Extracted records
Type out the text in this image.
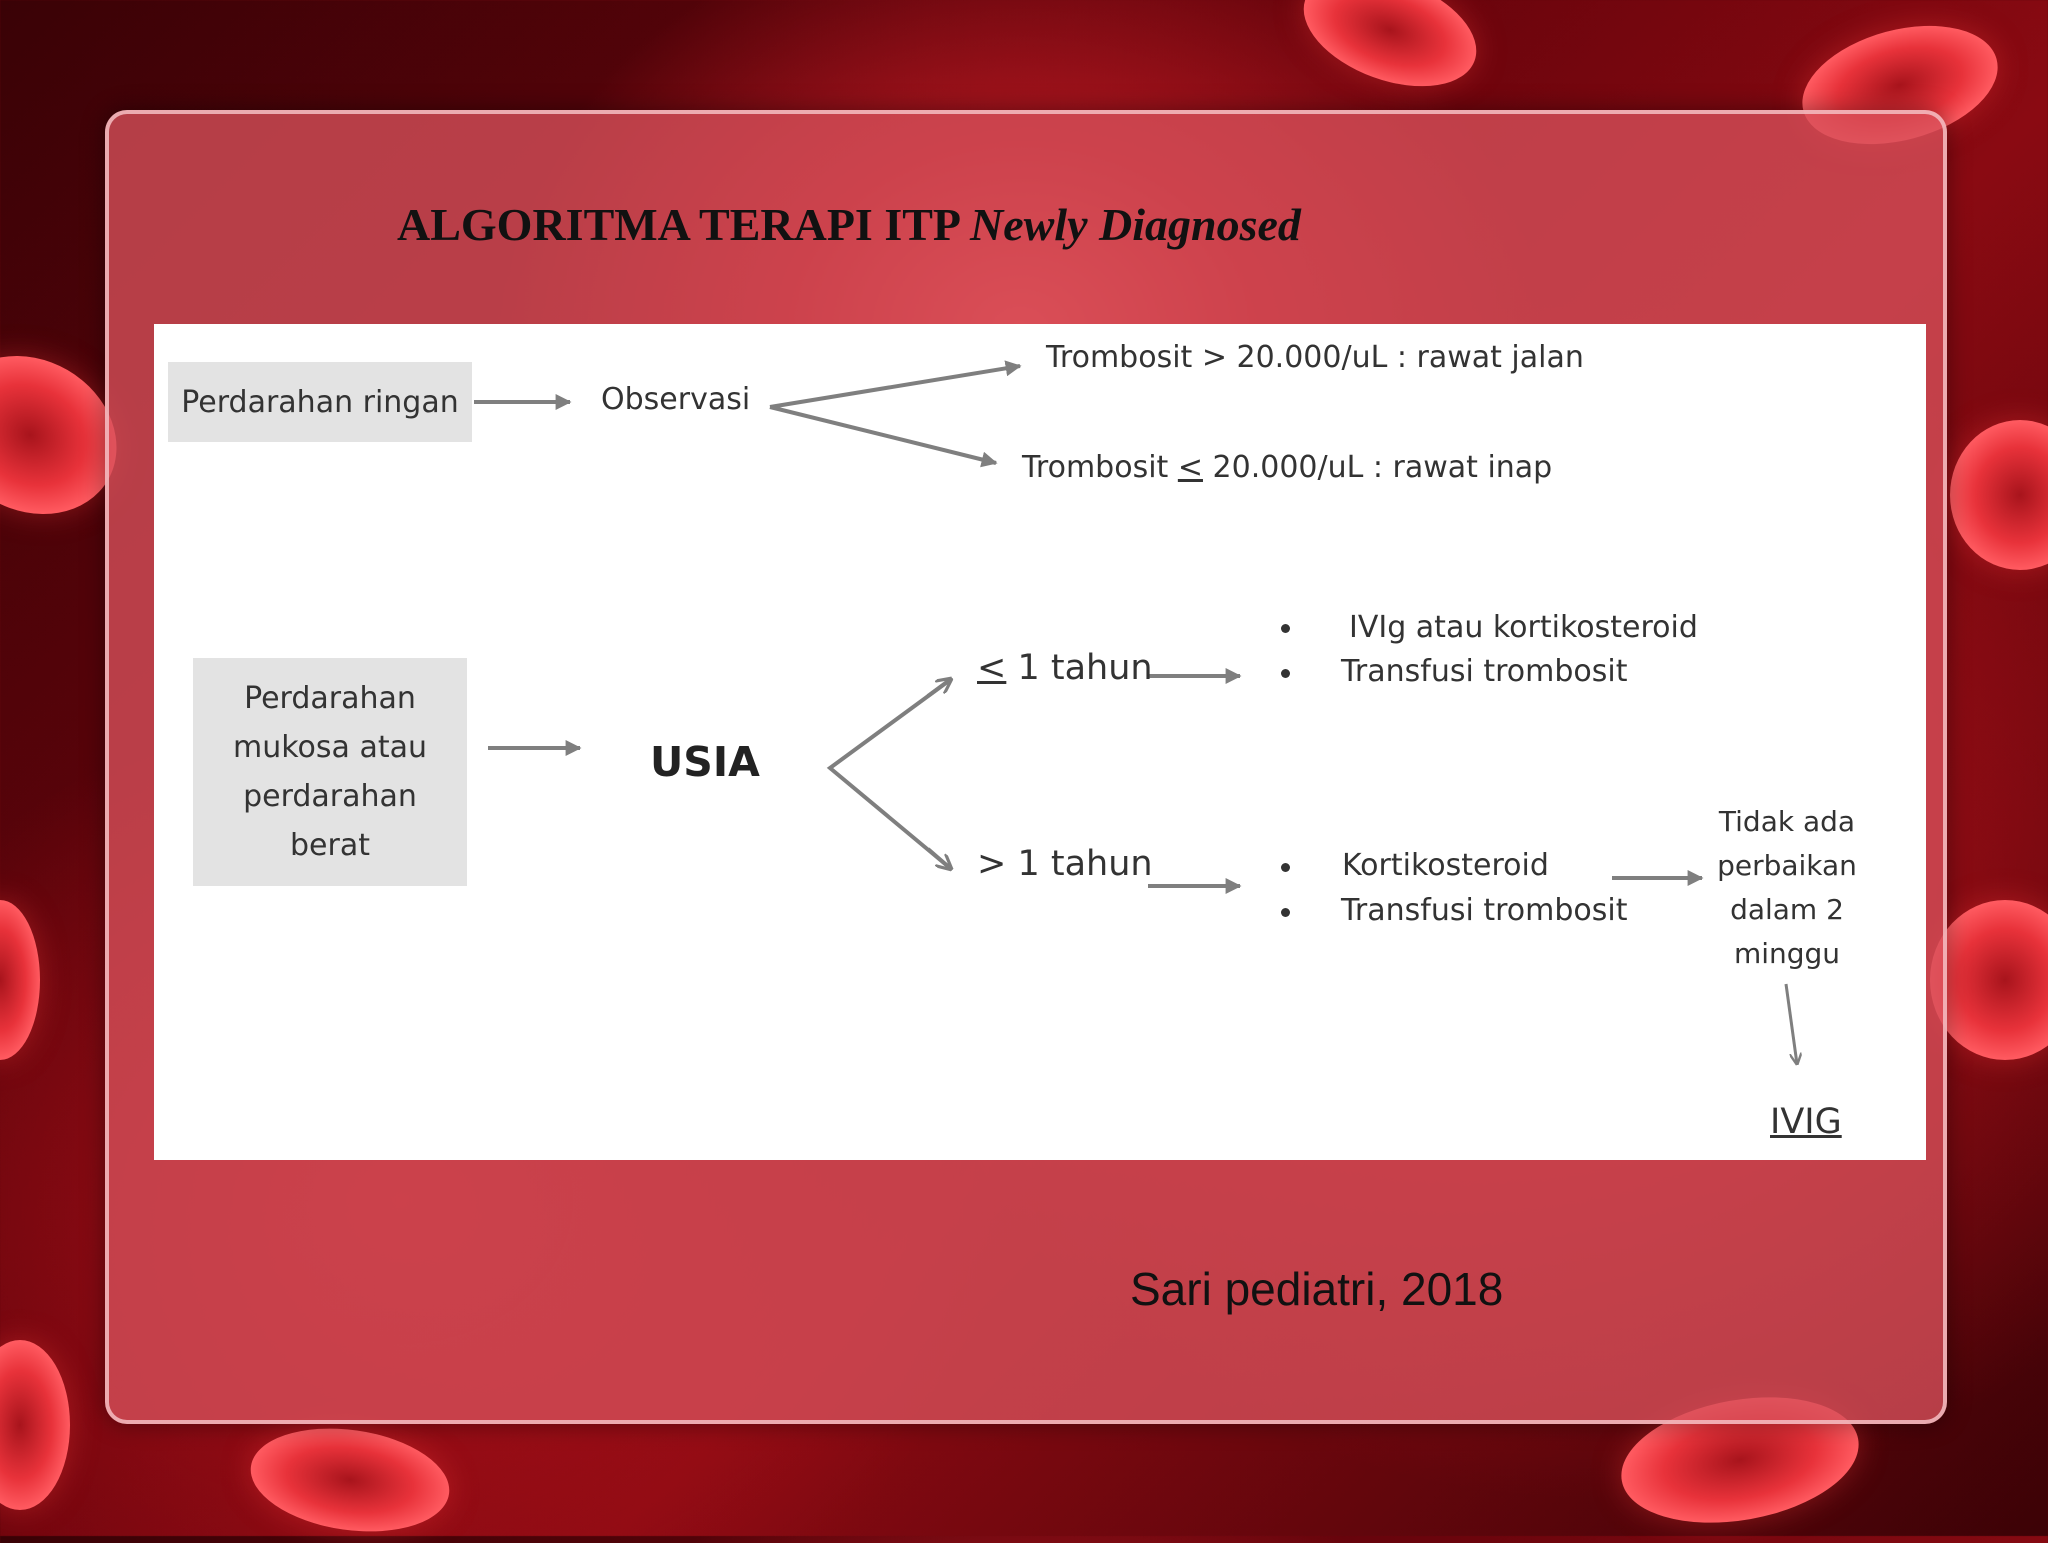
ALGORITMA TERAPI ITP Newly Diagnosed
Perdarahan ringan	Observasi
Trombosit > 20.000/uL : rawat jalan
Trombosit ≤ 20.000/uL : rawat inap
Perdarahan mukosa atau perdarahan berat
USIA
< 1 tahun
> 1 tahun
IVIg atau kortikosteroid
Transfusi trombosit
Kortikosteroid
Transfusi trombosit
Tidak ada perbaikan dalam 2 minggu
IVIG
Sari pediatri, 2018
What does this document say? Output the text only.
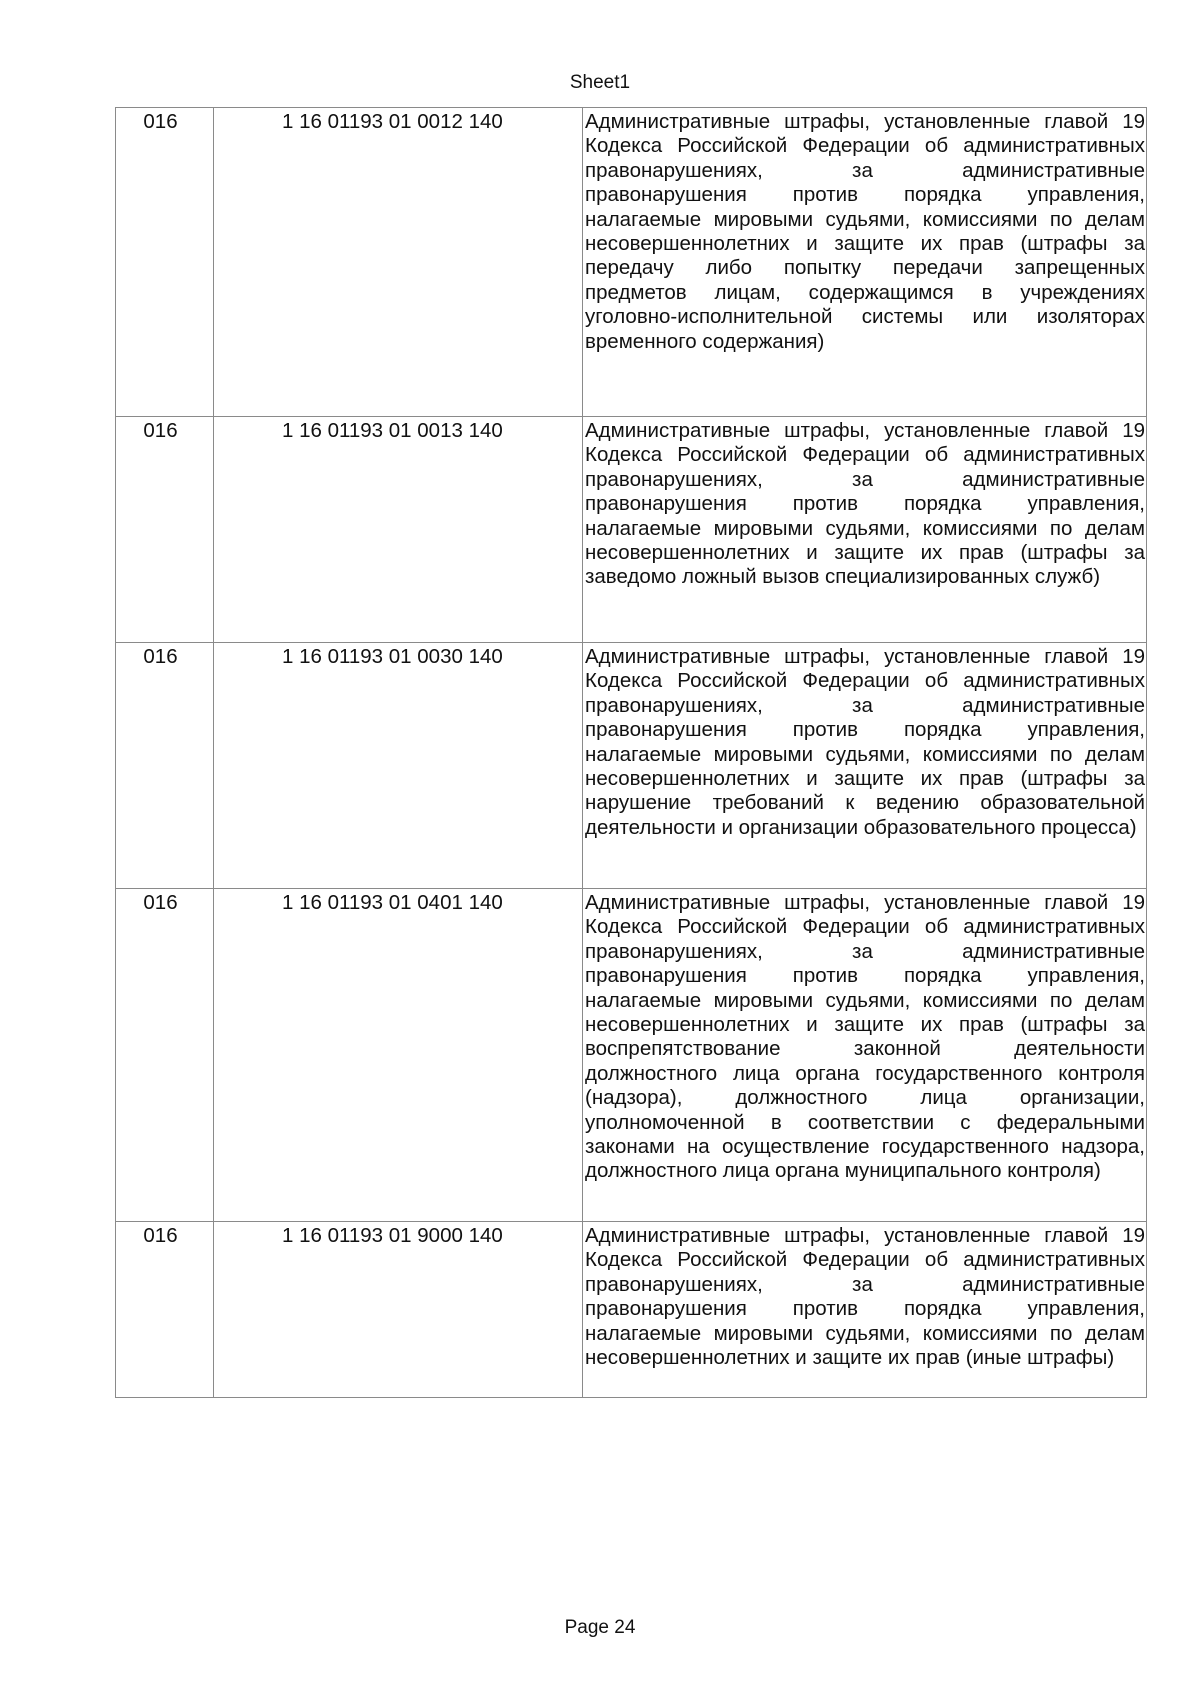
Sheet1
016	1 16 01193 01 0012 140	Административные штрафы, установленные главой 19 Кодекса Российской Федерации об административных правонарушениях, за административные правонарушения против порядка управления, налагаемые мировыми судьями, комиссиями по делам несовершеннолетних и защите их прав (штрафы за передачу либо попытку передачи запрещенных предметов лицам, содержащимся в учреждениях уголовно-исполнительной системы или изоляторах временного содержания)
016	1 16 01193 01 0013 140	Административные штрафы, установленные главой 19 Кодекса Российской Федерации об административных правонарушениях, за административные правонарушения против порядка управления, налагаемые мировыми судьями, комиссиями по делам несовершеннолетних и защите их прав (штрафы за заведомо ложный вызов специализированных служб)
016	1 16 01193 01 0030 140	Административные штрафы, установленные главой 19 Кодекса Российской Федерации об административных правонарушениях, за административные правонарушения против порядка управления, налагаемые мировыми судьями, комиссиями по делам несовершеннолетних и защите их прав (штрафы за нарушение требований к ведению образовательной деятельности и организации образовательного процесса)
016	1 16 01193 01 0401 140	Административные штрафы, установленные главой 19 Кодекса Российской Федерации об административных правонарушениях, за административные правонарушения против порядка управления, налагаемые мировыми судьями, комиссиями по делам несовершеннолетних и защите их прав (штрафы за воспрепятствование законной деятельности должностного лица органа государственного контроля (надзора), должностного лица организации, уполномоченной в соответствии с федеральными законами на осуществление государственного надзора, должностного лица органа муниципального контроля)
016	1 16 01193 01 9000 140	Административные штрафы, установленные главой 19 Кодекса Российской Федерации об административных правонарушениях, за административные правонарушения против порядка управления, налагаемые мировыми судьями, комиссиями по делам несовершеннолетних и защите их прав (иные штрафы)
Page 24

## WRITTEN PROBLEM
From start to finish, output the listing exactly, but omit its pictures.

## COMPLETE OUTPUT
Type out the text in this image.
ALGORITMA TERAPI ITP Newly Diagnosed
Perdarahan ringan	Observasi
Trombosit > 20.000/uL : rawat jalan
Trombosit ≤ 20.000/uL : rawat inap
Perdarahan mukosa atau perdarahan berat
USIA
< 1 tahun
> 1 tahun
IVIg atau kortikosteroid
Transfusi trombosit
Kortikosteroid
Transfusi trombosit
Tidak ada perbaikan dalam 2 minggu
IVIG
Sari pediatri, 2018
What does this document say? Output the text only.
Sheet1
016	1 16 01193 01 0012 140	Административные штрафы, установленные главой 19 Кодекса Российской Федерации об административных правонарушениях, за административные правонарушения против порядка управления, налагаемые мировыми судьями, комиссиями по делам несовершеннолетних и защите их прав (штрафы за передачу либо попытку передачи запрещенных предметов лицам, содержащимся в учреждениях уголовно-исполнительной системы или изоляторах временного содержания)
016	1 16 01193 01 0013 140	Административные штрафы, установленные главой 19 Кодекса Российской Федерации об административных правонарушениях, за административные правонарушения против порядка управления, налагаемые мировыми судьями, комиссиями по делам несовершеннолетних и защите их прав (штрафы за заведомо ложный вызов специализированных служб)
016	1 16 01193 01 0030 140	Административные штрафы, установленные главой 19 Кодекса Российской Федерации об административных правонарушениях, за административные правонарушения против порядка управления, налагаемые мировыми судьями, комиссиями по делам несовершеннолетних и защите их прав (штрафы за нарушение требований к ведению образовательной деятельности и организации образовательного процесса)
016	1 16 01193 01 0401 140	Административные штрафы, установленные главой 19 Кодекса Российской Федерации об административных правонарушениях, за административные правонарушения против порядка управления, налагаемые мировыми судьями, комиссиями по делам несовершеннолетних и защите их прав (штрафы за воспрепятствование законной деятельности должностного лица органа государственного контроля (надзора), должностного лица организации, уполномоченной в соответствии с федеральными законами на осуществление государственного надзора, должностного лица органа муниципального контроля)
016	1 16 01193 01 9000 140	Административные штрафы, установленные главой 19 Кодекса Российской Федерации об административных правонарушениях, за административные правонарушения против порядка управления, налагаемые мировыми судьями, комиссиями по делам несовершеннолетних и защите их прав (иные штрафы)
Page 24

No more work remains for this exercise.